**REQUIREMENT**
Retype all of the listing exactly, passing over any picture you find.

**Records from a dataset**

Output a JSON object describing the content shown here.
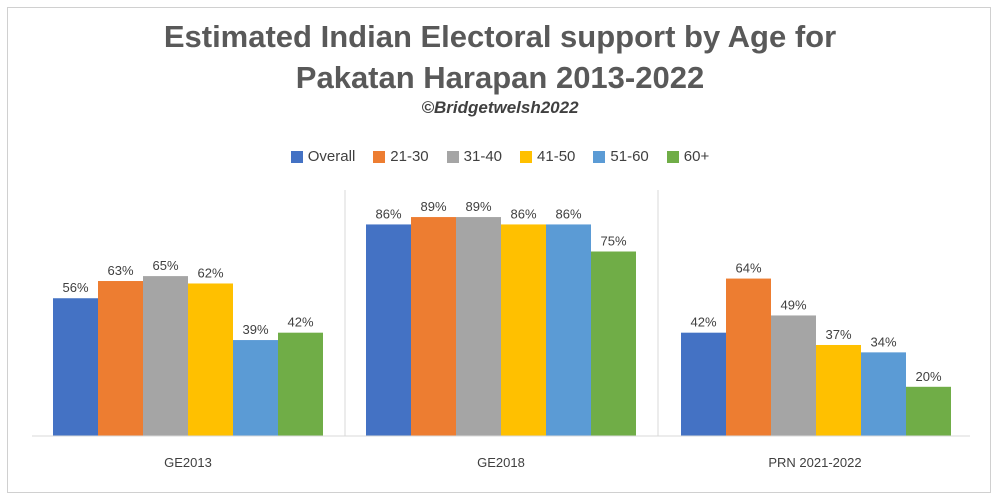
{
  "chart_data": {
    "type": "bar",
    "title_line1": "Estimated Indian Electoral support by Age for",
    "title_line2": "Pakatan Harapan 2013-2022",
    "subtitle": "©Bridgetwelsh2022",
    "categories": [
      "GE2013",
      "GE2018",
      "PRN 2021-2022"
    ],
    "series": [
      {
        "name": "Overall",
        "color": "#4472C4",
        "values": [
          56,
          86,
          42
        ]
      },
      {
        "name": "21-30",
        "color": "#ED7D31",
        "values": [
          63,
          89,
          64
        ]
      },
      {
        "name": "31-40",
        "color": "#A5A5A5",
        "values": [
          65,
          89,
          49
        ]
      },
      {
        "name": "41-50",
        "color": "#FFC000",
        "values": [
          62,
          86,
          37
        ]
      },
      {
        "name": "51-60",
        "color": "#5B9BD5",
        "values": [
          39,
          86,
          34
        ]
      },
      {
        "name": "60+",
        "color": "#70AD47",
        "values": [
          42,
          75,
          20
        ]
      }
    ],
    "value_suffix": "%",
    "ylim": [
      0,
      100
    ],
    "grid": false,
    "legend_position": "top"
  }
}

**COMPLETED TASK**
Output a JSON object describing the content shown here.
{
  "chart_data": {
    "type": "bar",
    "title_line1": "Estimated Indian Electoral support by Age for",
    "title_line2": "Pakatan Harapan 2013-2022",
    "subtitle": "©Bridgetwelsh2022",
    "categories": [
      "GE2013",
      "GE2018",
      "PRN 2021-2022"
    ],
    "series": [
      {
        "name": "Overall",
        "color": "#4472C4",
        "values": [
          56,
          86,
          42
        ]
      },
      {
        "name": "21-30",
        "color": "#ED7D31",
        "values": [
          63,
          89,
          64
        ]
      },
      {
        "name": "31-40",
        "color": "#A5A5A5",
        "values": [
          65,
          89,
          49
        ]
      },
      {
        "name": "41-50",
        "color": "#FFC000",
        "values": [
          62,
          86,
          37
        ]
      },
      {
        "name": "51-60",
        "color": "#5B9BD5",
        "values": [
          39,
          86,
          34
        ]
      },
      {
        "name": "60+",
        "color": "#70AD47",
        "values": [
          42,
          75,
          20
        ]
      }
    ],
    "value_suffix": "%",
    "ylim": [
      0,
      100
    ],
    "grid": false,
    "legend_position": "top"
  }
}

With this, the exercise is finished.